Written task -
State the number of lines that contain the word "Program", and add nothing else.

Stored data -
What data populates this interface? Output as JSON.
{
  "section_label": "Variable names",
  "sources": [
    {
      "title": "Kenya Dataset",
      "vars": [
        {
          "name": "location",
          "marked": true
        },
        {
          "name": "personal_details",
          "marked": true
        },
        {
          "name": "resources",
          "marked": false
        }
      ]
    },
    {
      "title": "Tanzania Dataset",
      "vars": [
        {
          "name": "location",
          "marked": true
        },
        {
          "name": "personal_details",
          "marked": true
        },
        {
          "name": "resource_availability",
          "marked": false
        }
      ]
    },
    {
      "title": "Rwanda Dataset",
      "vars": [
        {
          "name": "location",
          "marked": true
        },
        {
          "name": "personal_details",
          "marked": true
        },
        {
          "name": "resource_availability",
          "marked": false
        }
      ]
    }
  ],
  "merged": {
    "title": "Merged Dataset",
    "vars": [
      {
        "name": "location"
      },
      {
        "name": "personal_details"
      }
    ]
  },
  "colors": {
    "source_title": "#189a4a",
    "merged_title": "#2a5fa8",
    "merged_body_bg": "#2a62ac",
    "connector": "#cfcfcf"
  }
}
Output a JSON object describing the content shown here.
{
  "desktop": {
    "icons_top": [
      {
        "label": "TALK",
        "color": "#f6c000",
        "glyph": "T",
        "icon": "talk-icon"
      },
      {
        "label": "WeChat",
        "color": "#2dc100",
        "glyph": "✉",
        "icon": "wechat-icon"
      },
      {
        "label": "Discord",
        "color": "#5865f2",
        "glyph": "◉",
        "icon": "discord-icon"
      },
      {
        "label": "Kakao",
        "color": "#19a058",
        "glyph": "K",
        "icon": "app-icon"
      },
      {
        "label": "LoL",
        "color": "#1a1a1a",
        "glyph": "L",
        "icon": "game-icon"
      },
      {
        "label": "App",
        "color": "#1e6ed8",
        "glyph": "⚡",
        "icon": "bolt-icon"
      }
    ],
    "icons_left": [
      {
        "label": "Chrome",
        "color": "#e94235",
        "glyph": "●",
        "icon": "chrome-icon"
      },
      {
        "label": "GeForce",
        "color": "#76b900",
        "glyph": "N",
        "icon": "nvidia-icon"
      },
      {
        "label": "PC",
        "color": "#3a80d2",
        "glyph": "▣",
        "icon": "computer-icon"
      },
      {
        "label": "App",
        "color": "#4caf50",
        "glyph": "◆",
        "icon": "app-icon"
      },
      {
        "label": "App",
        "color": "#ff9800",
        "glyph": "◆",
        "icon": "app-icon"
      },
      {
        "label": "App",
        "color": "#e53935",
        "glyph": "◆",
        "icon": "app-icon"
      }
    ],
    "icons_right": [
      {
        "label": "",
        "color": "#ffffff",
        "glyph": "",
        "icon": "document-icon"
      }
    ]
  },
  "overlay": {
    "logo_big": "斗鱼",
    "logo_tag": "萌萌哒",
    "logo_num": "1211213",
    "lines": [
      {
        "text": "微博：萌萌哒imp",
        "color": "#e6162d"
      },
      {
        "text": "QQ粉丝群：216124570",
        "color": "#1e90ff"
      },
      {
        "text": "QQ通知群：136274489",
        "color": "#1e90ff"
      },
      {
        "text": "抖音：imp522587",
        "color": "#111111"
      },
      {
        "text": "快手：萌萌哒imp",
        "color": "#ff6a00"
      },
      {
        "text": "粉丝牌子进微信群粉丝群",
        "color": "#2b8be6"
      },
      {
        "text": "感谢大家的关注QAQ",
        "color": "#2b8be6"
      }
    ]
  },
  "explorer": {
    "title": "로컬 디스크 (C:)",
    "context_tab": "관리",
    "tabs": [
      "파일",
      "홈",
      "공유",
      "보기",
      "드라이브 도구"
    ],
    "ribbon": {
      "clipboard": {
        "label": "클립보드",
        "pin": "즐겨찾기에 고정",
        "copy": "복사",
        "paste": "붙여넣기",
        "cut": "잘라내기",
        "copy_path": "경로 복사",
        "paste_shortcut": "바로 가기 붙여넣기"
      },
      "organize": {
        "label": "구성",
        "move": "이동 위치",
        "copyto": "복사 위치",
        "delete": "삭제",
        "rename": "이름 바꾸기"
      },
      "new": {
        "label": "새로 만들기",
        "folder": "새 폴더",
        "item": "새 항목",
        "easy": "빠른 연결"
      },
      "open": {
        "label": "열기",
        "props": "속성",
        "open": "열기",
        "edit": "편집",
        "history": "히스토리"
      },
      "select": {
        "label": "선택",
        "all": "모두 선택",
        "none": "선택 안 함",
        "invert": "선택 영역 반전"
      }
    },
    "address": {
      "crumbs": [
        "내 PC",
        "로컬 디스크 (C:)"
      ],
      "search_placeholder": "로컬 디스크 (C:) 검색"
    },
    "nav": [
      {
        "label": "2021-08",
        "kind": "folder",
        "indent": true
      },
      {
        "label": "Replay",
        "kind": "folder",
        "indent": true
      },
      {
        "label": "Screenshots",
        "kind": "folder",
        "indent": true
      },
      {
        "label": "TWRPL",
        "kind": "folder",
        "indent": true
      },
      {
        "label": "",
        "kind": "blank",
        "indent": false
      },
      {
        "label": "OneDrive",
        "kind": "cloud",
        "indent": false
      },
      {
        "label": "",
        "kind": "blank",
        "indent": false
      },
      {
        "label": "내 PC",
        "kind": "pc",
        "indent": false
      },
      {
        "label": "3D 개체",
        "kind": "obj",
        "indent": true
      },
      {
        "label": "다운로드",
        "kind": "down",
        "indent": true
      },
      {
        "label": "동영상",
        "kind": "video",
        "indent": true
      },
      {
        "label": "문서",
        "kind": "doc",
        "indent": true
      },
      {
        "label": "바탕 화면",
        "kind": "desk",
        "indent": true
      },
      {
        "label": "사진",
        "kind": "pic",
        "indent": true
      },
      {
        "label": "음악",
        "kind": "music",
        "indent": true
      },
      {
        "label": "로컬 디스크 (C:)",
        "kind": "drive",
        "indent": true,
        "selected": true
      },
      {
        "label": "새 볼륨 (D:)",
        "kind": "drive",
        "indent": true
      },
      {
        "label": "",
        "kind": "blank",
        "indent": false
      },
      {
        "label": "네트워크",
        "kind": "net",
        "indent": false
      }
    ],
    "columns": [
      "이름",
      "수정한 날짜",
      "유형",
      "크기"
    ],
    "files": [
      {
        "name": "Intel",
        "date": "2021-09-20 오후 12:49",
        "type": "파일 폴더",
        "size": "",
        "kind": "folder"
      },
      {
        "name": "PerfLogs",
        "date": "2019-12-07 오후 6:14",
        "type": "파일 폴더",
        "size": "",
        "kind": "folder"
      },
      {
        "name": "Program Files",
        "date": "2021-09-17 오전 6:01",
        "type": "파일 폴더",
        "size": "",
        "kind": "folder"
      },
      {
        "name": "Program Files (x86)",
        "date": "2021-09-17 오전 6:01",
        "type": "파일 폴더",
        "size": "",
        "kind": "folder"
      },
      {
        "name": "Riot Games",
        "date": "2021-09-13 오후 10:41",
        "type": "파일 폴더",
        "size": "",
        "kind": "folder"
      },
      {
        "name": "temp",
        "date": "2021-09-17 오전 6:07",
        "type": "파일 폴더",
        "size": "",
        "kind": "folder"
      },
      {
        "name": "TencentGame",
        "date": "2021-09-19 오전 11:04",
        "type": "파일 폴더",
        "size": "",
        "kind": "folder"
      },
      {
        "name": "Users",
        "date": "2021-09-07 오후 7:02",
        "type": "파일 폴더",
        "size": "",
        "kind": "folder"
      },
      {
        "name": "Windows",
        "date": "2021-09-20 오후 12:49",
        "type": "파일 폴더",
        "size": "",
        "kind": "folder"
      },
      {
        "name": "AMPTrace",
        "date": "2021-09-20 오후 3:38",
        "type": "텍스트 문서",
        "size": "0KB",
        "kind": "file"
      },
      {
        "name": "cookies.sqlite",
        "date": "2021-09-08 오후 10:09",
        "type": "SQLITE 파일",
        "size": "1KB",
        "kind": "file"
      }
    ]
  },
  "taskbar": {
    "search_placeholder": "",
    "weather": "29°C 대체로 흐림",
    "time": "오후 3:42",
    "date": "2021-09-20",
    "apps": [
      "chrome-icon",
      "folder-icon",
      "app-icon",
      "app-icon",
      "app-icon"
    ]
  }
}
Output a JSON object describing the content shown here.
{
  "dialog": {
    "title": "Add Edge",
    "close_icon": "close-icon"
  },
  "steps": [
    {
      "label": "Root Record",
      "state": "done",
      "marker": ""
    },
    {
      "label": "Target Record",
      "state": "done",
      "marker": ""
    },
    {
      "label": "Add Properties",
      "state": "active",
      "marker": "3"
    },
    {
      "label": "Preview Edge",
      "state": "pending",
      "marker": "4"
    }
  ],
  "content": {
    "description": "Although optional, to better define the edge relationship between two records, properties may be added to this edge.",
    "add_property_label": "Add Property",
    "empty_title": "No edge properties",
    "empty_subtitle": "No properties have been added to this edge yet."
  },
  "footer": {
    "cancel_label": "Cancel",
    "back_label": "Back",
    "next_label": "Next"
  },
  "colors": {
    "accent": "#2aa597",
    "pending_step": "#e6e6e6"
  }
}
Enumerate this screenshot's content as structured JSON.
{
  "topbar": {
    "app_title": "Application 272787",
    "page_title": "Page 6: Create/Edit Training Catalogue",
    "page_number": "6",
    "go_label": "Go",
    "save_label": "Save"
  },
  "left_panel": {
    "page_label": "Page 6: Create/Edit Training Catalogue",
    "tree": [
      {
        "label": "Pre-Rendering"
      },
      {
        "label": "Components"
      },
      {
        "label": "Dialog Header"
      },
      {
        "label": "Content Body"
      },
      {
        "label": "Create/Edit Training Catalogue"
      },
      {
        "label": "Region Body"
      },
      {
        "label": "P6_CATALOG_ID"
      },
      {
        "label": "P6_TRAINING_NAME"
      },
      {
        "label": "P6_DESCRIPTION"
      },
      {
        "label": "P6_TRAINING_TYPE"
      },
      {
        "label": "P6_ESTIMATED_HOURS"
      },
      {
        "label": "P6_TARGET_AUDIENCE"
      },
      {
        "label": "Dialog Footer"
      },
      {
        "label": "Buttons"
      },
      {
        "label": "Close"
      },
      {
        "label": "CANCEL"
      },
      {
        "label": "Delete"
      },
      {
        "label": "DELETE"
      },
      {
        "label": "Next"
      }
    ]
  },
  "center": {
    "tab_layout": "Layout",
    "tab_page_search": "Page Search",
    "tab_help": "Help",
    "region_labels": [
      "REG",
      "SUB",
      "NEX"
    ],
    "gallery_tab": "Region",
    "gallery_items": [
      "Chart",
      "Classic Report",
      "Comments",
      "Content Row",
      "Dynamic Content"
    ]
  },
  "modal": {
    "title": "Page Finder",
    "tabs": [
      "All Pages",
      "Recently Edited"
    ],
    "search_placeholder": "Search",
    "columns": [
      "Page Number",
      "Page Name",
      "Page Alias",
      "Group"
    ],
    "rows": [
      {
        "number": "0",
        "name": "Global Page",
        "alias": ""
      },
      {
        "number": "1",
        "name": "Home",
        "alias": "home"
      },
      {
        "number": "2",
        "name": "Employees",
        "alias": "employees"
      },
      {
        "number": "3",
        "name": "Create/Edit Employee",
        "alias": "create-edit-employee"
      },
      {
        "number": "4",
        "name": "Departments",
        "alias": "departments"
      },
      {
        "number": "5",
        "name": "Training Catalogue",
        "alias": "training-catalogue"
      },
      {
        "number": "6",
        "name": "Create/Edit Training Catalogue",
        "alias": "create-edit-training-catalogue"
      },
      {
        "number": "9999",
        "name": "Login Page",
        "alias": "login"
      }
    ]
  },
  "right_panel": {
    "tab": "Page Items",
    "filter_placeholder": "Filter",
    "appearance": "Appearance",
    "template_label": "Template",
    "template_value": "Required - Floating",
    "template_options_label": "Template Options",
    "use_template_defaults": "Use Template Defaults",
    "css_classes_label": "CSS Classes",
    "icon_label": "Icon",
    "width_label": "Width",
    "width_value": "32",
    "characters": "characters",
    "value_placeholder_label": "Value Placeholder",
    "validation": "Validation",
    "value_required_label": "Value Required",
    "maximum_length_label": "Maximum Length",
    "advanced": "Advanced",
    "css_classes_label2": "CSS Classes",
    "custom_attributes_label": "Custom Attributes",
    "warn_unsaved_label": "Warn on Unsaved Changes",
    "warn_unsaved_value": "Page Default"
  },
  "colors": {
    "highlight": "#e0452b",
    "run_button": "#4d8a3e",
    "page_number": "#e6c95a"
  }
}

Worked solution -
2